Requirements
Print the listing that follows, character for character.

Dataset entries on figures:
○ ○ ○ ○ ○ ○ ○
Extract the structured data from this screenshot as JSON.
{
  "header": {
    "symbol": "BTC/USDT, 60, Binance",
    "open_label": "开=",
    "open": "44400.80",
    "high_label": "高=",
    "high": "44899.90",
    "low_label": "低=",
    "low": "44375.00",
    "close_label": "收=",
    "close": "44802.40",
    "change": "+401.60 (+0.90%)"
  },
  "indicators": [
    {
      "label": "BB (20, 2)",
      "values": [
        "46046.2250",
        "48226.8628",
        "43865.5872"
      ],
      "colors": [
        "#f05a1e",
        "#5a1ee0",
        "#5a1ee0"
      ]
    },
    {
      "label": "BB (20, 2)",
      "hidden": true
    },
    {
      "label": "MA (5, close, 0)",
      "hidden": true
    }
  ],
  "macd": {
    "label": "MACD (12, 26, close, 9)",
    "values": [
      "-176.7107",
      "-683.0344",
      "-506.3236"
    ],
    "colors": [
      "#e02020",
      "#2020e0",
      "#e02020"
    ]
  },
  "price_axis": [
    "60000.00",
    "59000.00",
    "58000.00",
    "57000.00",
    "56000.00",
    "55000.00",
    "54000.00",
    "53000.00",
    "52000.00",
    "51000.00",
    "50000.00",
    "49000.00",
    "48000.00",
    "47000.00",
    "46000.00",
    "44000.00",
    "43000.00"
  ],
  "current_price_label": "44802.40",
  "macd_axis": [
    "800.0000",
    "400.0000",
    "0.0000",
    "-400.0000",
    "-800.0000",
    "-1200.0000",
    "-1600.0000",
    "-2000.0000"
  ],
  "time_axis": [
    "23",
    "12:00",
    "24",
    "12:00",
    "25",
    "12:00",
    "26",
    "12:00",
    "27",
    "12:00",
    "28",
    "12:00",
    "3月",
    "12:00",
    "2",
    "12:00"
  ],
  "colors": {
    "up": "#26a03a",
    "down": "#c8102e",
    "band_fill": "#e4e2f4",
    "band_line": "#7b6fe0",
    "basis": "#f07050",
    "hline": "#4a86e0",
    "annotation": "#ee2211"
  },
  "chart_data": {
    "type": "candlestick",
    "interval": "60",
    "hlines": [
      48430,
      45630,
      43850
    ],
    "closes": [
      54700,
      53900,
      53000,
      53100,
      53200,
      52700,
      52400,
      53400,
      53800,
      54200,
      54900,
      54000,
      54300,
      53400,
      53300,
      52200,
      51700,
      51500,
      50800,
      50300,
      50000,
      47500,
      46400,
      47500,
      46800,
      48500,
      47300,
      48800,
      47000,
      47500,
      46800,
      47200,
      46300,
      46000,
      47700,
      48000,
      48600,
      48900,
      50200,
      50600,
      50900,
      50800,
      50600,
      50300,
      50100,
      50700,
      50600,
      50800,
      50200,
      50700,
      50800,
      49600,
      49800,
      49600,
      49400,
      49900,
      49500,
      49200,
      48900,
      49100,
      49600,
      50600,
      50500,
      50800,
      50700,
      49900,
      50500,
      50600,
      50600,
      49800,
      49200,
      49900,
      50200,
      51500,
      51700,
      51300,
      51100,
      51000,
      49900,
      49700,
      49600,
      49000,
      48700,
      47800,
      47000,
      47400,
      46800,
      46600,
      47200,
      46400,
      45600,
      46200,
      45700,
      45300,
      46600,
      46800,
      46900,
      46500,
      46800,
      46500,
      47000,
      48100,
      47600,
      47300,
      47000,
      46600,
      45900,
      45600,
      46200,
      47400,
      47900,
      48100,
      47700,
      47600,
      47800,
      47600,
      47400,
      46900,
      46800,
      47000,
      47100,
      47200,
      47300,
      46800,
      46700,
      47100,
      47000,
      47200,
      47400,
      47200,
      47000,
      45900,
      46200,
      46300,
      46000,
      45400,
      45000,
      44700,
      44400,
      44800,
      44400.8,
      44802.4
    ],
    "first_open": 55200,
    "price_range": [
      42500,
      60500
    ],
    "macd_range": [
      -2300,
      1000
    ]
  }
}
○ ○ ○ ○ ○ ○ ○
Written answer
Extract the structured data from this screenshot as JSON.
{
  "header": {
    "symbol": "BTC/USDT, 60, Binance",
    "open_label": "开=",
    "open": "44400.80",
    "high_label": "高=",
    "high": "44899.90",
    "low_label": "低=",
    "low": "44375.00",
    "close_label": "收=",
    "close": "44802.40",
    "change": "+401.60 (+0.90%)"
  },
  "indicators": [
    {
      "label": "BB (20, 2)",
      "values": [
        "46046.2250",
        "48226.8628",
        "43865.5872"
      ],
      "colors": [
        "#f05a1e",
        "#5a1ee0",
        "#5a1ee0"
      ]
    },
    {
      "label": "BB (20, 2)",
      "hidden": true
    },
    {
      "label": "MA (5, close, 0)",
      "hidden": true
    }
  ],
  "macd": {
    "label": "MACD (12, 26, close, 9)",
    "values": [
      "-176.7107",
      "-683.0344",
      "-506.3236"
    ],
    "colors": [
      "#e02020",
      "#2020e0",
      "#e02020"
    ]
  },
  "price_axis": [
    "60000.00",
    "59000.00",
    "58000.00",
    "57000.00",
    "56000.00",
    "55000.00",
    "54000.00",
    "53000.00",
    "52000.00",
    "51000.00",
    "50000.00",
    "49000.00",
    "48000.00",
    "47000.00",
    "46000.00",
    "44000.00",
    "43000.00"
  ],
  "current_price_label": "44802.40",
  "macd_axis": [
    "800.0000",
    "400.0000",
    "0.0000",
    "-400.0000",
    "-800.0000",
    "-1200.0000",
    "-1600.0000",
    "-2000.0000"
  ],
  "time_axis": [
    "23",
    "12:00",
    "24",
    "12:00",
    "25",
    "12:00",
    "26",
    "12:00",
    "27",
    "12:00",
    "28",
    "12:00",
    "3月",
    "12:00",
    "2",
    "12:00"
  ],
  "colors": {
    "up": "#26a03a",
    "down": "#c8102e",
    "band_fill": "#e4e2f4",
    "band_line": "#7b6fe0",
    "basis": "#f07050",
    "hline": "#4a86e0",
    "annotation": "#ee2211"
  },
  "chart_data": {
    "type": "candlestick",
    "interval": "60",
    "hlines": [
      48430,
      45630,
      43850
    ],
    "closes": [
      54700,
      53900,
      53000,
      53100,
      53200,
      52700,
      52400,
      53400,
      53800,
      54200,
      54900,
      54000,
      54300,
      53400,
      53300,
      52200,
      51700,
      51500,
      50800,
      50300,
      50000,
      47500,
      46400,
      47500,
      46800,
      48500,
      47300,
      48800,
      47000,
      47500,
      46800,
      47200,
      46300,
      46000,
      47700,
      48000,
      48600,
      48900,
      50200,
      50600,
      50900,
      50800,
      50600,
      50300,
      50100,
      50700,
      50600,
      50800,
      50200,
      50700,
      50800,
      49600,
      49800,
      49600,
      49400,
      49900,
      49500,
      49200,
      48900,
      49100,
      49600,
      50600,
      50500,
      50800,
      50700,
      49900,
      50500,
      50600,
      50600,
      49800,
      49200,
      49900,
      50200,
      51500,
      51700,
      51300,
      51100,
      51000,
      49900,
      49700,
      49600,
      49000,
      48700,
      47800,
      47000,
      47400,
      46800,
      46600,
      47200,
      46400,
      45600,
      46200,
      45700,
      45300,
      46600,
      46800,
      46900,
      46500,
      46800,
      46500,
      47000,
      48100,
      47600,
      47300,
      47000,
      46600,
      45900,
      45600,
      46200,
      47400,
      47900,
      48100,
      47700,
      47600,
      47800,
      47600,
      47400,
      46900,
      46800,
      47000,
      47100,
      47200,
      47300,
      46800,
      46700,
      47100,
      47000,
      47200,
      47400,
      47200,
      47000,
      45900,
      46200,
      46300,
      46000,
      45400,
      45000,
      44700,
      44400,
      44800,
      44400.8,
      44802.4
    ],
    "first_open": 55200,
    "price_range": [
      42500,
      60500
    ],
    "macd_range": [
      -2300,
      1000
    ]
  }
}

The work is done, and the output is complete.